Work instructions –
A faithful transcription of all the data is required.

Extracted material –

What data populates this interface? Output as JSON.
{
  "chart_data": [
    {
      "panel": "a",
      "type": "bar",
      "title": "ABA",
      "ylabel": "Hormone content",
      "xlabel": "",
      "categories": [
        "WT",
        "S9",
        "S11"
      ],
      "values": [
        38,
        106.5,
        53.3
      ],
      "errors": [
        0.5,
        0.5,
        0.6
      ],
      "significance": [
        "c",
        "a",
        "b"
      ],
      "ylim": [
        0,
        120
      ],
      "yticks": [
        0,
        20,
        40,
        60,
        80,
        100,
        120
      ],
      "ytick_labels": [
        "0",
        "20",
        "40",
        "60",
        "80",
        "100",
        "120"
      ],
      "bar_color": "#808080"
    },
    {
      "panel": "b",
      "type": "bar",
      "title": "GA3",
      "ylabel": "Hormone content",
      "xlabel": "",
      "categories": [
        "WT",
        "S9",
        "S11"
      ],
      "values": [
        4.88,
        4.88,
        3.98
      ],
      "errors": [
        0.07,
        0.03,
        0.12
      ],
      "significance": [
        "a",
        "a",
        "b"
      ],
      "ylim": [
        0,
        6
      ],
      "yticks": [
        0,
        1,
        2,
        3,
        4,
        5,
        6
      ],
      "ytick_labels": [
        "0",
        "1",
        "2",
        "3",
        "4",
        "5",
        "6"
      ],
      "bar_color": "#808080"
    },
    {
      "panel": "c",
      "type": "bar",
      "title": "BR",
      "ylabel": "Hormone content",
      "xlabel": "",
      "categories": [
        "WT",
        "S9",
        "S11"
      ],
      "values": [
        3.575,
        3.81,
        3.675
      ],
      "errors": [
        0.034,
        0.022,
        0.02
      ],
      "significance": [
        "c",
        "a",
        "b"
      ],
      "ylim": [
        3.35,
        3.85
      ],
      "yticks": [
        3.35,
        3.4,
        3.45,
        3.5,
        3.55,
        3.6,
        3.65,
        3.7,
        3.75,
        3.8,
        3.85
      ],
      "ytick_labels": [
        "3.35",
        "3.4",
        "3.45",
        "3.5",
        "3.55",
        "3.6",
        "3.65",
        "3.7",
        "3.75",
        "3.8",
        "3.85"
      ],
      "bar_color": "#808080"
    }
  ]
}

Complete response –
What data populates this interface? Output as JSON.
{
  "chart_data": [
    {
      "panel": "a",
      "type": "bar",
      "title": "ABA",
      "ylabel": "Hormone content",
      "xlabel": "",
      "categories": [
        "WT",
        "S9",
        "S11"
      ],
      "values": [
        38,
        106.5,
        53.3
      ],
      "errors": [
        0.5,
        0.5,
        0.6
      ],
      "significance": [
        "c",
        "a",
        "b"
      ],
      "ylim": [
        0,
        120
      ],
      "yticks": [
        0,
        20,
        40,
        60,
        80,
        100,
        120
      ],
      "ytick_labels": [
        "0",
        "20",
        "40",
        "60",
        "80",
        "100",
        "120"
      ],
      "bar_color": "#808080"
    },
    {
      "panel": "b",
      "type": "bar",
      "title": "GA3",
      "ylabel": "Hormone content",
      "xlabel": "",
      "categories": [
        "WT",
        "S9",
        "S11"
      ],
      "values": [
        4.88,
        4.88,
        3.98
      ],
      "errors": [
        0.07,
        0.03,
        0.12
      ],
      "significance": [
        "a",
        "a",
        "b"
      ],
      "ylim": [
        0,
        6
      ],
      "yticks": [
        0,
        1,
        2,
        3,
        4,
        5,
        6
      ],
      "ytick_labels": [
        "0",
        "1",
        "2",
        "3",
        "4",
        "5",
        "6"
      ],
      "bar_color": "#808080"
    },
    {
      "panel": "c",
      "type": "bar",
      "title": "BR",
      "ylabel": "Hormone content",
      "xlabel": "",
      "categories": [
        "WT",
        "S9",
        "S11"
      ],
      "values": [
        3.575,
        3.81,
        3.675
      ],
      "errors": [
        0.034,
        0.022,
        0.02
      ],
      "significance": [
        "c",
        "a",
        "b"
      ],
      "ylim": [
        3.35,
        3.85
      ],
      "yticks": [
        3.35,
        3.4,
        3.45,
        3.5,
        3.55,
        3.6,
        3.65,
        3.7,
        3.75,
        3.8,
        3.85
      ],
      "ytick_labels": [
        "3.35",
        "3.4",
        "3.45",
        "3.5",
        "3.55",
        "3.6",
        "3.65",
        "3.7",
        "3.75",
        "3.8",
        "3.85"
      ],
      "bar_color": "#808080"
    }
  ]
}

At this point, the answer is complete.